> **Stored data**:
****

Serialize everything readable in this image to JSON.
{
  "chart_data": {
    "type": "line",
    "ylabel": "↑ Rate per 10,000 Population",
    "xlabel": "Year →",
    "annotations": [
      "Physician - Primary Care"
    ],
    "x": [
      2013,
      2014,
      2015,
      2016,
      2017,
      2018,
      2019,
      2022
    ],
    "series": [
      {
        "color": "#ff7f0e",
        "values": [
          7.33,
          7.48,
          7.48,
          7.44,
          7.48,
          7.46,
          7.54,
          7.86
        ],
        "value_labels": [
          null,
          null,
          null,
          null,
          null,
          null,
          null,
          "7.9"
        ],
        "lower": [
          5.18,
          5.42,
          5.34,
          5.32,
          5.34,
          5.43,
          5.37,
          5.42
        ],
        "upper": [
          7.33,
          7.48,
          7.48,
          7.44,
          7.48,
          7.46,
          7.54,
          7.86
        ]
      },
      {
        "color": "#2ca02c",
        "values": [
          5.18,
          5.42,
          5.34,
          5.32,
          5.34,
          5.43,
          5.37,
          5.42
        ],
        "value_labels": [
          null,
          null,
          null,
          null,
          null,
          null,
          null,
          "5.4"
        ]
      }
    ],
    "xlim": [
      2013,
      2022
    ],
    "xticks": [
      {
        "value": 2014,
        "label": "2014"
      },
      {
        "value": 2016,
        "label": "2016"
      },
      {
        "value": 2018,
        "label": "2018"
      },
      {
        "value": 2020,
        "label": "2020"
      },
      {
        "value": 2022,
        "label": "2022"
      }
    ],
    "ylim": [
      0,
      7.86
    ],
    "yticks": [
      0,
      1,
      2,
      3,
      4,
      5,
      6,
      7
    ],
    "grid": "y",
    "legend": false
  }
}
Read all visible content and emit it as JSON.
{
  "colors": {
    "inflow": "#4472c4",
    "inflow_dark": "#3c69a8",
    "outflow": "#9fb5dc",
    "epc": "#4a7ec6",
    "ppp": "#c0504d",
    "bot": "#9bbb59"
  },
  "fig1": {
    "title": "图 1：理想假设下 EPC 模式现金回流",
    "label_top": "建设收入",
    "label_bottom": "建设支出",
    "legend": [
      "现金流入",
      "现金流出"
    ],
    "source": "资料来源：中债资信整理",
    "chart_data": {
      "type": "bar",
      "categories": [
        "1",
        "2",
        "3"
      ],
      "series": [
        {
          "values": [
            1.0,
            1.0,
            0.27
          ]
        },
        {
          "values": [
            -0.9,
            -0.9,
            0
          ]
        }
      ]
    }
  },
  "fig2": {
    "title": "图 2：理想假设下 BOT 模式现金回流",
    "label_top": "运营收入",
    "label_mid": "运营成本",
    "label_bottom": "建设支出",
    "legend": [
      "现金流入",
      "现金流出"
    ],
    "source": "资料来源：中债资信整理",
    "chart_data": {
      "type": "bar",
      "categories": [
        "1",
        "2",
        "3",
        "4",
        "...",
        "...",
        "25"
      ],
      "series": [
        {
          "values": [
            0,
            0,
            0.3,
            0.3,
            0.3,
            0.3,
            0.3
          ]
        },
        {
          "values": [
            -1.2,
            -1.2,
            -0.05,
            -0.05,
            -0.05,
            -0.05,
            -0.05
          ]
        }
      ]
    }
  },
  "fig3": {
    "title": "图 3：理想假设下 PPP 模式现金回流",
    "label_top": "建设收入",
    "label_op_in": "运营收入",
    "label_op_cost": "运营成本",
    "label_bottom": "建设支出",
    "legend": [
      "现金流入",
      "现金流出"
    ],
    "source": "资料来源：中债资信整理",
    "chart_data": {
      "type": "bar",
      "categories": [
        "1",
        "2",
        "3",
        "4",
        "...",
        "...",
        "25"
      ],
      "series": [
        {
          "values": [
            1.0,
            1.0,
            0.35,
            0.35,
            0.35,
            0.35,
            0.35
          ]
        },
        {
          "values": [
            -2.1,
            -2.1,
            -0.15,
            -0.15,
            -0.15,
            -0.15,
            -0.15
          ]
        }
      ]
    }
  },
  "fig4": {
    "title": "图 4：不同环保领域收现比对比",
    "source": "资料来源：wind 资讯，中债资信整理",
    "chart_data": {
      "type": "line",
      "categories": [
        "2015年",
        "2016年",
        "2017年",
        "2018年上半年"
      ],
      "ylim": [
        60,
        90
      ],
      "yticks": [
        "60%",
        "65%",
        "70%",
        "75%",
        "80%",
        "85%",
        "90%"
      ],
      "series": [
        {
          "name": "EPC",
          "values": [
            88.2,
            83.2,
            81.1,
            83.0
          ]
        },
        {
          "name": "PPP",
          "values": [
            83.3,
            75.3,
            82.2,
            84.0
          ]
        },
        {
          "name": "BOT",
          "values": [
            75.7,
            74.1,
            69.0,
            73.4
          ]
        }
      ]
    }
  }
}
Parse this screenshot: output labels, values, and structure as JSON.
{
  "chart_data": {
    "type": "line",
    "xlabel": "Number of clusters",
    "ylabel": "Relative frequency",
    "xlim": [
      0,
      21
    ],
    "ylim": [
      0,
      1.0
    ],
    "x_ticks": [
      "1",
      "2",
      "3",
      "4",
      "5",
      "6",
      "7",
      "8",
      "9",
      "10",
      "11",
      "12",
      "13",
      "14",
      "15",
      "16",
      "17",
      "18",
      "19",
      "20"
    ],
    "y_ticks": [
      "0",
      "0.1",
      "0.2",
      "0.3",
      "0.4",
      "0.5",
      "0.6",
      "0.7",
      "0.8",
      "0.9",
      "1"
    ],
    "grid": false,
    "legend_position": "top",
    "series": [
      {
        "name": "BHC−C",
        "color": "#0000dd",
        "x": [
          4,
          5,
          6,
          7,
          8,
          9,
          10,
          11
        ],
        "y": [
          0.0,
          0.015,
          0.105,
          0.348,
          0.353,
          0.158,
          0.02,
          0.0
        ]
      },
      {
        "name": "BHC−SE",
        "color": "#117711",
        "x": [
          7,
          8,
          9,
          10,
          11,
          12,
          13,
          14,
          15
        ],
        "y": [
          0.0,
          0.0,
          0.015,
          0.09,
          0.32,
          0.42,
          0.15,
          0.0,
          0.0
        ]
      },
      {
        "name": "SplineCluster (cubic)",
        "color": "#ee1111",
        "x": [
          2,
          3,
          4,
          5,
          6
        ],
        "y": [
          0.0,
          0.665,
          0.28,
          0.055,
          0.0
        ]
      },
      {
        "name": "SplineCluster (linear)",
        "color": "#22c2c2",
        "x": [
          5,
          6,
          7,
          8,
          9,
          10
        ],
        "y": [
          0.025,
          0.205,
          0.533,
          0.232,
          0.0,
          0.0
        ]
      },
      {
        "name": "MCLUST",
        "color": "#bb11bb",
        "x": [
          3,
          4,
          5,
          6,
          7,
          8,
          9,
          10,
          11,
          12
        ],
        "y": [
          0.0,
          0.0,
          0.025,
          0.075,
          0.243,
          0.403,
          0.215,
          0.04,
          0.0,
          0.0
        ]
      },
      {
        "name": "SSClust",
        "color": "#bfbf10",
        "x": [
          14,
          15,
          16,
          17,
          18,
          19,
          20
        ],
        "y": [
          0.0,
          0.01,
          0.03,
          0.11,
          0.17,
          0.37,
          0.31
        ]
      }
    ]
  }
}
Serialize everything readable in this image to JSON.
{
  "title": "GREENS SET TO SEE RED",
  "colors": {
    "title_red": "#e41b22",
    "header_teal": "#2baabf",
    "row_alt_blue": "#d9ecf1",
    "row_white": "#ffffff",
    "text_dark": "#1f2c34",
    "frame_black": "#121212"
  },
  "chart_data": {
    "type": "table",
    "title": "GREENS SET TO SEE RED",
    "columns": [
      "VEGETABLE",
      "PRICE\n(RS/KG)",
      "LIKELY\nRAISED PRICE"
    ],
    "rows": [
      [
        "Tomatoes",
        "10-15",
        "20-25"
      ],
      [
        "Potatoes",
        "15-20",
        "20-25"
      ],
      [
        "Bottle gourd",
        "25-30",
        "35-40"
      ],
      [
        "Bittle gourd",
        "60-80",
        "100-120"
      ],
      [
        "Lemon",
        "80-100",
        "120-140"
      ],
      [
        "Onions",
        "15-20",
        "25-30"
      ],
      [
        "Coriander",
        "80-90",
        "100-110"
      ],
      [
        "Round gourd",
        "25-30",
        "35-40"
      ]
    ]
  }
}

****

> **Exercise prompt**:
Find the lines above that contain the word "GREENS" and collect them.

> **Finished answer**:
  "title": "GREENS SET TO SEE RED",
    "title": "GREENS SET TO SEE RED",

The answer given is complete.